● DIRECTION: Give the count of lines containing the string "values", with no other output.

● SUPPLIED RECORDS:
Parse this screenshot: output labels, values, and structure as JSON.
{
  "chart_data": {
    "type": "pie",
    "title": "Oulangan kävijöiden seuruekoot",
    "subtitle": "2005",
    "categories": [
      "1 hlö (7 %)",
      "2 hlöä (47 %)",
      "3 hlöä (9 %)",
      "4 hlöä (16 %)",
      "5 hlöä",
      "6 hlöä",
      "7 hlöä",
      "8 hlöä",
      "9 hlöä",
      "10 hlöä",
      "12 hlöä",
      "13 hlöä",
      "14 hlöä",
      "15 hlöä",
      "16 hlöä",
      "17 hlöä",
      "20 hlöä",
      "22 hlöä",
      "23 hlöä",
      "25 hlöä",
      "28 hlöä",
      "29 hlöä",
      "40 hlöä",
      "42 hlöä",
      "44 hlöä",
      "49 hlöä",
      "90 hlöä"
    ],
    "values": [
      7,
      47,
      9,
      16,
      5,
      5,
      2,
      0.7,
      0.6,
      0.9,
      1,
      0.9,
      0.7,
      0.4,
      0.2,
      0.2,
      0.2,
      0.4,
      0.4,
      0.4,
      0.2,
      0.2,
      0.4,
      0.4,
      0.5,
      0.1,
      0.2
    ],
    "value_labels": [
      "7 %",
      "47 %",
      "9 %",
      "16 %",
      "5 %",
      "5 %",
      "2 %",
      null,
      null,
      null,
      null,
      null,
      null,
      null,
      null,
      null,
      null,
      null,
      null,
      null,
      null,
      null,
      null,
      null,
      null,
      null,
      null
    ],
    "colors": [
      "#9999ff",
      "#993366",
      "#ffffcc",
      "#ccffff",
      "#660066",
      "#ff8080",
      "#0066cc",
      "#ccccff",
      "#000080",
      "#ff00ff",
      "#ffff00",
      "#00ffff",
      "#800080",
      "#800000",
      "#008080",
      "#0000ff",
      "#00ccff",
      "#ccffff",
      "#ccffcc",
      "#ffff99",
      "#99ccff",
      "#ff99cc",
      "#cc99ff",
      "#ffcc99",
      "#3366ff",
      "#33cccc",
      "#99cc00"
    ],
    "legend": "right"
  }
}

● OUTPUT BELOW: 2